What to work on> Check every line of the entries that follow, and copy the ones containing "throughout".

Excerpt from a dataset:
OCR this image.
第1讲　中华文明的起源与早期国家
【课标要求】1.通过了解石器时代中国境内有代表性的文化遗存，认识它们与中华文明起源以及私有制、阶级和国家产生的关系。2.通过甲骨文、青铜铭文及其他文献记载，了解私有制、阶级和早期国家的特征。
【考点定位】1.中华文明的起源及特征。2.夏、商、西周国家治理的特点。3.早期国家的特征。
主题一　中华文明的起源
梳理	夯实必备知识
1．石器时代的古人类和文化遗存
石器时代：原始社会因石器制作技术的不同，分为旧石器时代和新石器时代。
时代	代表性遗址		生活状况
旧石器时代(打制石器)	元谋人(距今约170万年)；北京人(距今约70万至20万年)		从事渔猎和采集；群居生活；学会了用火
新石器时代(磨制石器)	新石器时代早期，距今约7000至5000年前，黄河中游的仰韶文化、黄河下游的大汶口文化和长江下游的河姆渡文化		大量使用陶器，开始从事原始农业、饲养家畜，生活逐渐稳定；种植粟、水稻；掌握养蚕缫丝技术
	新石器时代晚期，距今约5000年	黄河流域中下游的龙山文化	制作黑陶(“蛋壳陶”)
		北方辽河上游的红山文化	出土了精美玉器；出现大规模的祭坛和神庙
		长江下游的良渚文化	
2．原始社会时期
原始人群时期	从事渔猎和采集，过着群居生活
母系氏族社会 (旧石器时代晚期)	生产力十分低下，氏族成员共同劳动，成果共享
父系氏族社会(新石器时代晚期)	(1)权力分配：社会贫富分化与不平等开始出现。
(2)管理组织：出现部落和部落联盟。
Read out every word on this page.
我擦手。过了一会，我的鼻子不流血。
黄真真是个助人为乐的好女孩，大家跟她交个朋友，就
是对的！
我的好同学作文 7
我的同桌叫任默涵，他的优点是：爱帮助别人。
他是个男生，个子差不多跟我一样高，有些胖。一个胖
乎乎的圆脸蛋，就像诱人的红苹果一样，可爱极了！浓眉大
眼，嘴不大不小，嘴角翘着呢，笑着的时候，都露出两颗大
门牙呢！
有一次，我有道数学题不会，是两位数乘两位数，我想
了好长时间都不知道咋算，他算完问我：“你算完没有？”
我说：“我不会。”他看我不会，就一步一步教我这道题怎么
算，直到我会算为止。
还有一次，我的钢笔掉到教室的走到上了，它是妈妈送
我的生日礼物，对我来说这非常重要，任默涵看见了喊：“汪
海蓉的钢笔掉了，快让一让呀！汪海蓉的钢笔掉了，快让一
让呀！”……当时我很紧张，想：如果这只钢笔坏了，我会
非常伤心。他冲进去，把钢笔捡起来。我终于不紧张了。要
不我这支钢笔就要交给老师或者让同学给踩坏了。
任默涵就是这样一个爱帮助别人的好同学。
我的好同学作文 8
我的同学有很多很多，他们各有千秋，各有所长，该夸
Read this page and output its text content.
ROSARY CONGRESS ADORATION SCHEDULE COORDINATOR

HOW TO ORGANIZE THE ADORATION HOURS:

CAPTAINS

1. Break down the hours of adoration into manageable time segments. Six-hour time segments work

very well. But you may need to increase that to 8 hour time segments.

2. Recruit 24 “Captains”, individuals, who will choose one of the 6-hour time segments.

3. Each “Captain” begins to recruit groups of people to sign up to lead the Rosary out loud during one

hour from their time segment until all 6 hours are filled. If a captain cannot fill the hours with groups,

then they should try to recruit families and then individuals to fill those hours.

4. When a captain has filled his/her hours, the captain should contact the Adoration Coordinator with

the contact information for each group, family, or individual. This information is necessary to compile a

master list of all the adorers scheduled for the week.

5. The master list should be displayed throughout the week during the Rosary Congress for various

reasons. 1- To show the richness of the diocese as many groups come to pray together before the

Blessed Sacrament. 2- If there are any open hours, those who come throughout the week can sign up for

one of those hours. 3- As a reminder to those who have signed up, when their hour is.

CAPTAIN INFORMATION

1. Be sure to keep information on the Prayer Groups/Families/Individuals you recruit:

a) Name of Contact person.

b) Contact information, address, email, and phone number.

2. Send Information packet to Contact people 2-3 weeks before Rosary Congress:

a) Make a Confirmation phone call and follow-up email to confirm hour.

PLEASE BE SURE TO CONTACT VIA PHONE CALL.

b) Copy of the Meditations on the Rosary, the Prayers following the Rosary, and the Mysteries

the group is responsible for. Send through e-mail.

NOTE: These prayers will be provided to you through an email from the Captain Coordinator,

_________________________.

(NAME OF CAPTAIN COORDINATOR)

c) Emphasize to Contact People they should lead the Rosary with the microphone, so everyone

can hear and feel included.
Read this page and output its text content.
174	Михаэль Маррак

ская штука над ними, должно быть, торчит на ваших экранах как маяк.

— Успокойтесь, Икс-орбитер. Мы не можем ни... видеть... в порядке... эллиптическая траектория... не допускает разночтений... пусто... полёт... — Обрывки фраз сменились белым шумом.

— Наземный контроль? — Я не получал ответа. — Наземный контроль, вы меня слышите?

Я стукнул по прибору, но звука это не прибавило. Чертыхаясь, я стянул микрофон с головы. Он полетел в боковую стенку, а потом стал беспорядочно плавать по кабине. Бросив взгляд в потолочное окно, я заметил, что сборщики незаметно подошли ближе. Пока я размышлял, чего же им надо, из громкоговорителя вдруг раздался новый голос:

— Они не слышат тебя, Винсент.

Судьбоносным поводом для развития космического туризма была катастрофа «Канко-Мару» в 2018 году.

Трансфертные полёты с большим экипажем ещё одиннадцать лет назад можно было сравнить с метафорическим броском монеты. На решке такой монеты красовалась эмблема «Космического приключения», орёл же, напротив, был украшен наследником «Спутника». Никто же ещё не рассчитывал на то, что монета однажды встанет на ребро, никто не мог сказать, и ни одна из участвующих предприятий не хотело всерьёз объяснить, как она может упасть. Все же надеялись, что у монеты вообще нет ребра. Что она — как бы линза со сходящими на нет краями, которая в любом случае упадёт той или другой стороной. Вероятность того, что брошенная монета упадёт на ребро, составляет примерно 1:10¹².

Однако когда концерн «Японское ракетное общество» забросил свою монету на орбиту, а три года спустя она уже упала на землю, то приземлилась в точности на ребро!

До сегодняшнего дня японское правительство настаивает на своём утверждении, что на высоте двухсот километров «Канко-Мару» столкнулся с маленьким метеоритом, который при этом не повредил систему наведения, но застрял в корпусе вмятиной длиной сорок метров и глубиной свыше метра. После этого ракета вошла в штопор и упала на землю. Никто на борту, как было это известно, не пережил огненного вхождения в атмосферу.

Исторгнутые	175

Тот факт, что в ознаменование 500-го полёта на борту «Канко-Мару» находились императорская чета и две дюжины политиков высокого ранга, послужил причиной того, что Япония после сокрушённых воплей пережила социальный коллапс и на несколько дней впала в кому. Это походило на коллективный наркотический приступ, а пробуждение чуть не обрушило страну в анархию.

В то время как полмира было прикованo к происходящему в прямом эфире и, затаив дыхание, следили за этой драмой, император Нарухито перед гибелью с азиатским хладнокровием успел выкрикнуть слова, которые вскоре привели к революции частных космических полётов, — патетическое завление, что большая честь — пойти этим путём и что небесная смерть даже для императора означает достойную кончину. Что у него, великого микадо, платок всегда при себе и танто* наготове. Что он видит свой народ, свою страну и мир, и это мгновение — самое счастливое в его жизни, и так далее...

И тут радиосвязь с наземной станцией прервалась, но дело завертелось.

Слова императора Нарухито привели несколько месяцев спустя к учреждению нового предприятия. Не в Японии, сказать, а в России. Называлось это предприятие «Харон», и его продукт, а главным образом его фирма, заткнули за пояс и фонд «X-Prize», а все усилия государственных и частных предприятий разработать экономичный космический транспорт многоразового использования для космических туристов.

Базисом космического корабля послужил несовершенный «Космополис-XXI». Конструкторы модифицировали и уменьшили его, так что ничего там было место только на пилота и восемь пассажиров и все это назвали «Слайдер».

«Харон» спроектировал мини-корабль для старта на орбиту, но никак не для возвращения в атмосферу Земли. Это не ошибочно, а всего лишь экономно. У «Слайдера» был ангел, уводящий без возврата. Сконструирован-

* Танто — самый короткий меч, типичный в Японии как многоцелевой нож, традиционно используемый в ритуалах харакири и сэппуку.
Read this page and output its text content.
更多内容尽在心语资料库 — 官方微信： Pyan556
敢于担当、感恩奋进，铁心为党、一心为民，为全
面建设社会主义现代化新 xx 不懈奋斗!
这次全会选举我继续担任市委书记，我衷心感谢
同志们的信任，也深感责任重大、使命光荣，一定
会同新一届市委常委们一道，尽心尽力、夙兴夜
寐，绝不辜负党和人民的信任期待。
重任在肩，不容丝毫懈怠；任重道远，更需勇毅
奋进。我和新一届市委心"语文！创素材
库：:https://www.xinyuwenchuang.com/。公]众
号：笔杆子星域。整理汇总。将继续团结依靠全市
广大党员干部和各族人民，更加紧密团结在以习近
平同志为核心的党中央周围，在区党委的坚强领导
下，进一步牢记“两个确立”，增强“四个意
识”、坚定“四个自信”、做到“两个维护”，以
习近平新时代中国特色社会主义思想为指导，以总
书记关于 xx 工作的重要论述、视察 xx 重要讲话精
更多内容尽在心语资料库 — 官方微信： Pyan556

Task output>
5. The master list should be displayed throughout the week during the Rosary Congress for various
Blessed Sacrament. 2- If there are any open hours, those who come throughout the week can sign up for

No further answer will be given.